■ DATASET CONTENT
○ ○ ○

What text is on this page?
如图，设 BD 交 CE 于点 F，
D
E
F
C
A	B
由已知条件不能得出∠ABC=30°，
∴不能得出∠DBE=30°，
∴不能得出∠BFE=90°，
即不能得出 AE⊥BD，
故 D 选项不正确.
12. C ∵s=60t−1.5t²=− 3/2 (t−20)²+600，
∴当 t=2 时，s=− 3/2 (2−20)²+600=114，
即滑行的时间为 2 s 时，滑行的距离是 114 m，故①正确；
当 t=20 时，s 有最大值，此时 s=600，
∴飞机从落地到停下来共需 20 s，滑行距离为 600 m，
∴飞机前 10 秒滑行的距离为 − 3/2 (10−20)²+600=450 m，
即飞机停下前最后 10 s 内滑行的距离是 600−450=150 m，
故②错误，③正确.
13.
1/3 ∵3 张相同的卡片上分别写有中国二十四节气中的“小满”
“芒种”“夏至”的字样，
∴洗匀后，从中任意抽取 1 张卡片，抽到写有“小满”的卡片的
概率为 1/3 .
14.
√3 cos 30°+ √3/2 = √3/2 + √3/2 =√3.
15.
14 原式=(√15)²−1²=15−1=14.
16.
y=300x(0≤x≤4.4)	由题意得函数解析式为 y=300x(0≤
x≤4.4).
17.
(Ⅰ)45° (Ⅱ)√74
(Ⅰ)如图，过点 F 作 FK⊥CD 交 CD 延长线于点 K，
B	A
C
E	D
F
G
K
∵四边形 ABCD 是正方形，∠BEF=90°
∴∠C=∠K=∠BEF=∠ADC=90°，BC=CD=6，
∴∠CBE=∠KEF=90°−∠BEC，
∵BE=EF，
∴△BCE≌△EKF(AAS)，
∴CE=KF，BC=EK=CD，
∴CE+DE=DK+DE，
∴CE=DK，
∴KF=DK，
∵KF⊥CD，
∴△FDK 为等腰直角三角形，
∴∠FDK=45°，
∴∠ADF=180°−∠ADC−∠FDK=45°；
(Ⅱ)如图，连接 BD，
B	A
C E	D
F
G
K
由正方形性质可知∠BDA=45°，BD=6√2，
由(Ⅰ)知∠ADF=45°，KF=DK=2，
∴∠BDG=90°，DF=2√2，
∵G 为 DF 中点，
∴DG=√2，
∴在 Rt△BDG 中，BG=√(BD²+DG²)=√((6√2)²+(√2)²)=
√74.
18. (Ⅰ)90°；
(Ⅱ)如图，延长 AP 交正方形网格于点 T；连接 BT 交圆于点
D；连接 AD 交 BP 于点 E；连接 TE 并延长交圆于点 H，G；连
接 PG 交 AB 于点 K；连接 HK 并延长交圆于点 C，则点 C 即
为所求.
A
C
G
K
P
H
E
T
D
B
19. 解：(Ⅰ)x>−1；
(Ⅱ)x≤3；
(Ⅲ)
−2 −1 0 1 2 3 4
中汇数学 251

○ ○ ○

■ WHAT YOU HAVE TO DO
Quote all of the entries verbatim.

■ TASK SOLUTION
What text is on this page?
如图，设 BD 交 CE 于点 F，
D
E
F
C
A	B
由已知条件不能得出∠ABC=30°，
∴不能得出∠DBE=30°，
∴不能得出∠BFE=90°，
即不能得出 AE⊥BD，
故 D 选项不正确.
12. C ∵s=60t−1.5t²=− 3/2 (t−20)²+600，
∴当 t=2 时，s=− 3/2 (2−20)²+600=114，
即滑行的时间为 2 s 时，滑行的距离是 114 m，故①正确；
当 t=20 时，s 有最大值，此时 s=600，
∴飞机从落地到停下来共需 20 s，滑行距离为 600 m，
∴飞机前 10 秒滑行的距离为 − 3/2 (10−20)²+600=450 m，
即飞机停下前最后 10 s 内滑行的距离是 600−450=150 m，
故②错误，③正确.
13.
1/3 ∵3 张相同的卡片上分别写有中国二十四节气中的“小满”
“芒种”“夏至”的字样，
∴洗匀后，从中任意抽取 1 张卡片，抽到写有“小满”的卡片的
概率为 1/3 .
14.
√3 cos 30°+ √3/2 = √3/2 + √3/2 =√3.
15.
14 原式=(√15)²−1²=15−1=14.
16.
y=300x(0≤x≤4.4)	由题意得函数解析式为 y=300x(0≤
x≤4.4).
17.
(Ⅰ)45° (Ⅱ)√74
(Ⅰ)如图，过点 F 作 FK⊥CD 交 CD 延长线于点 K，
B	A
C
E	D
F
G
K
∵四边形 ABCD 是正方形，∠BEF=90°
∴∠C=∠K=∠BEF=∠ADC=90°，BC=CD=6，
∴∠CBE=∠KEF=90°−∠BEC，
∵BE=EF，
∴△BCE≌△EKF(AAS)，
∴CE=KF，BC=EK=CD，
∴CE+DE=DK+DE，
∴CE=DK，
∴KF=DK，
∵KF⊥CD，
∴△FDK 为等腰直角三角形，
∴∠FDK=45°，
∴∠ADF=180°−∠ADC−∠FDK=45°；
(Ⅱ)如图，连接 BD，
B	A
C E	D
F
G
K
由正方形性质可知∠BDA=45°，BD=6√2，
由(Ⅰ)知∠ADF=45°，KF=DK=2，
∴∠BDG=90°，DF=2√2，
∵G 为 DF 中点，
∴DG=√2，
∴在 Rt△BDG 中，BG=√(BD²+DG²)=√((6√2)²+(√2)²)=
√74.
18. (Ⅰ)90°；
(Ⅱ)如图，延长 AP 交正方形网格于点 T；连接 BT 交圆于点
D；连接 AD 交 BP 于点 E；连接 TE 并延长交圆于点 H，G；连
接 PG 交 AB 于点 K；连接 HK 并延长交圆于点 C，则点 C 即
为所求.
A
C
G
K
P
H
E
T
D
B
19. 解：(Ⅰ)x>−1；
(Ⅱ)x≤3；
(Ⅲ)
−2 −1 0 1 2 3 4
中汇数学 251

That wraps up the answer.